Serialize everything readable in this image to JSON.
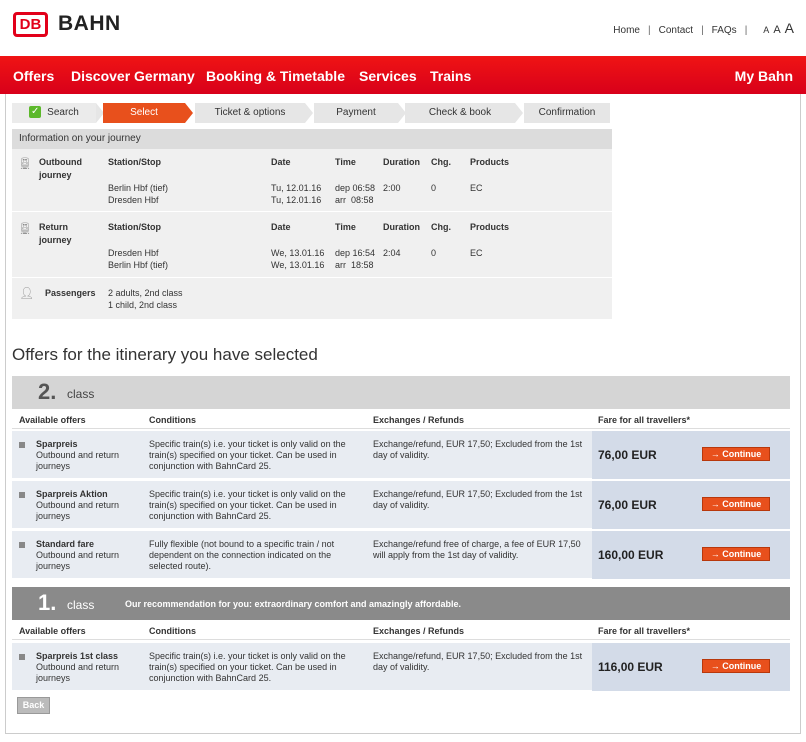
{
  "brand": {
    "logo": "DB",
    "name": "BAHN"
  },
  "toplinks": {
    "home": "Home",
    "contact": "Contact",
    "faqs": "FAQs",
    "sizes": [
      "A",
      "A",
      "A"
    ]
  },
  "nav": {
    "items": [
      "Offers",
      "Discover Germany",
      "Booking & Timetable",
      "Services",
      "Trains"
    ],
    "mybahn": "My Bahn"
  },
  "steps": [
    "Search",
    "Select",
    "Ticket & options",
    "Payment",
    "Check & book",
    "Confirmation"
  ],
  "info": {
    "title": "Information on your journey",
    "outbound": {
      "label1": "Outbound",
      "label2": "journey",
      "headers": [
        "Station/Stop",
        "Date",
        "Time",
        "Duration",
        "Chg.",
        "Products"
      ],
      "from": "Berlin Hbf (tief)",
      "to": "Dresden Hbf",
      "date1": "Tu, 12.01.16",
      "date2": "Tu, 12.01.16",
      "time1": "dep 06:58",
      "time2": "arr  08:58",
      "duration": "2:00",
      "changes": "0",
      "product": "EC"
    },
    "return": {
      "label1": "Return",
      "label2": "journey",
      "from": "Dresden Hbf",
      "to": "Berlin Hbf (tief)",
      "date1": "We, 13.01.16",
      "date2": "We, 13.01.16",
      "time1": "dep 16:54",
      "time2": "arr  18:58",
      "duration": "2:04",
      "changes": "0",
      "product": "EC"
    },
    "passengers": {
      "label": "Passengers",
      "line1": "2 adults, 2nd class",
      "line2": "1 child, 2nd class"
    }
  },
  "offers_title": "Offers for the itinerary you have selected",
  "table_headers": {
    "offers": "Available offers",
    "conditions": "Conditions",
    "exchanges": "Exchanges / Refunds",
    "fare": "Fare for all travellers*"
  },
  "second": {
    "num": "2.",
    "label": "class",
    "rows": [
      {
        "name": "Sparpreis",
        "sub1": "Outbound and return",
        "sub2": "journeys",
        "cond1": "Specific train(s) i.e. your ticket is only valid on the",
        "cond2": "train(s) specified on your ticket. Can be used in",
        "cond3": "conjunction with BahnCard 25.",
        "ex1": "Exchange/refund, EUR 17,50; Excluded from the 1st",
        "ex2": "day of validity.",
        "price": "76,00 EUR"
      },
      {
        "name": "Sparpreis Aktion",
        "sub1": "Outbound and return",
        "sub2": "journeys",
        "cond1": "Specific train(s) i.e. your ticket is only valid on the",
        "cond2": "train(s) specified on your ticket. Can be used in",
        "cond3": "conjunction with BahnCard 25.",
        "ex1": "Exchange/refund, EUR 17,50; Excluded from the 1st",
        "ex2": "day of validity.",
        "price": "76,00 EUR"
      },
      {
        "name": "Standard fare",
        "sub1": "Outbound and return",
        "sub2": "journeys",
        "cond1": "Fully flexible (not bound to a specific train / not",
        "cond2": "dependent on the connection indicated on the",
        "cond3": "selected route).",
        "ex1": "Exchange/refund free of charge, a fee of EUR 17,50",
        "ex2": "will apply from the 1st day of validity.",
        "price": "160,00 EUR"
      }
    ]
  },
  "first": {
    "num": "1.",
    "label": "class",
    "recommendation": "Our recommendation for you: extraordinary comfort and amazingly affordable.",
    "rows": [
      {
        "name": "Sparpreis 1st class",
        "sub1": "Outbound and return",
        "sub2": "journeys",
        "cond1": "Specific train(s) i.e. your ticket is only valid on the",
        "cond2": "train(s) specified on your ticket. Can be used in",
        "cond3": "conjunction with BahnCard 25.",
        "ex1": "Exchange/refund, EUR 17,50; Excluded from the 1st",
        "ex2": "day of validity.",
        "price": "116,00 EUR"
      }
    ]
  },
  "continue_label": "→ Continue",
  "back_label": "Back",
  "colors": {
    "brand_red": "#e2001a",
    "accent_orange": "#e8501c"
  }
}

• GIVEN EXERCISE:
Nothing but the pictures may be dropped; output the records above exactly.

• FINISHED ANSWER:
Serialize everything readable in this image to JSON.
{
  "brand": {
    "logo": "DB",
    "name": "BAHN"
  },
  "toplinks": {
    "home": "Home",
    "contact": "Contact",
    "faqs": "FAQs",
    "sizes": [
      "A",
      "A",
      "A"
    ]
  },
  "nav": {
    "items": [
      "Offers",
      "Discover Germany",
      "Booking & Timetable",
      "Services",
      "Trains"
    ],
    "mybahn": "My Bahn"
  },
  "steps": [
    "Search",
    "Select",
    "Ticket & options",
    "Payment",
    "Check & book",
    "Confirmation"
  ],
  "info": {
    "title": "Information on your journey",
    "outbound": {
      "label1": "Outbound",
      "label2": "journey",
      "headers": [
        "Station/Stop",
        "Date",
        "Time",
        "Duration",
        "Chg.",
        "Products"
      ],
      "from": "Berlin Hbf (tief)",
      "to": "Dresden Hbf",
      "date1": "Tu, 12.01.16",
      "date2": "Tu, 12.01.16",
      "time1": "dep 06:58",
      "time2": "arr  08:58",
      "duration": "2:00",
      "changes": "0",
      "product": "EC"
    },
    "return": {
      "label1": "Return",
      "label2": "journey",
      "from": "Dresden Hbf",
      "to": "Berlin Hbf (tief)",
      "date1": "We, 13.01.16",
      "date2": "We, 13.01.16",
      "time1": "dep 16:54",
      "time2": "arr  18:58",
      "duration": "2:04",
      "changes": "0",
      "product": "EC"
    },
    "passengers": {
      "label": "Passengers",
      "line1": "2 adults, 2nd class",
      "line2": "1 child, 2nd class"
    }
  },
  "offers_title": "Offers for the itinerary you have selected",
  "table_headers": {
    "offers": "Available offers",
    "conditions": "Conditions",
    "exchanges": "Exchanges / Refunds",
    "fare": "Fare for all travellers*"
  },
  "second": {
    "num": "2.",
    "label": "class",
    "rows": [
      {
        "name": "Sparpreis",
        "sub1": "Outbound and return",
        "sub2": "journeys",
        "cond1": "Specific train(s) i.e. your ticket is only valid on the",
        "cond2": "train(s) specified on your ticket. Can be used in",
        "cond3": "conjunction with BahnCard 25.",
        "ex1": "Exchange/refund, EUR 17,50; Excluded from the 1st",
        "ex2": "day of validity.",
        "price": "76,00 EUR"
      },
      {
        "name": "Sparpreis Aktion",
        "sub1": "Outbound and return",
        "sub2": "journeys",
        "cond1": "Specific train(s) i.e. your ticket is only valid on the",
        "cond2": "train(s) specified on your ticket. Can be used in",
        "cond3": "conjunction with BahnCard 25.",
        "ex1": "Exchange/refund, EUR 17,50; Excluded from the 1st",
        "ex2": "day of validity.",
        "price": "76,00 EUR"
      },
      {
        "name": "Standard fare",
        "sub1": "Outbound and return",
        "sub2": "journeys",
        "cond1": "Fully flexible (not bound to a specific train / not",
        "cond2": "dependent on the connection indicated on the",
        "cond3": "selected route).",
        "ex1": "Exchange/refund free of charge, a fee of EUR 17,50",
        "ex2": "will apply from the 1st day of validity.",
        "price": "160,00 EUR"
      }
    ]
  },
  "first": {
    "num": "1.",
    "label": "class",
    "recommendation": "Our recommendation for you: extraordinary comfort and amazingly affordable.",
    "rows": [
      {
        "name": "Sparpreis 1st class",
        "sub1": "Outbound and return",
        "sub2": "journeys",
        "cond1": "Specific train(s) i.e. your ticket is only valid on the",
        "cond2": "train(s) specified on your ticket. Can be used in",
        "cond3": "conjunction with BahnCard 25.",
        "ex1": "Exchange/refund, EUR 17,50; Excluded from the 1st",
        "ex2": "day of validity.",
        "price": "116,00 EUR"
      }
    ]
  },
  "continue_label": "→ Continue",
  "back_label": "Back",
  "colors": {
    "brand_red": "#e2001a",
    "accent_orange": "#e8501c"
  }
}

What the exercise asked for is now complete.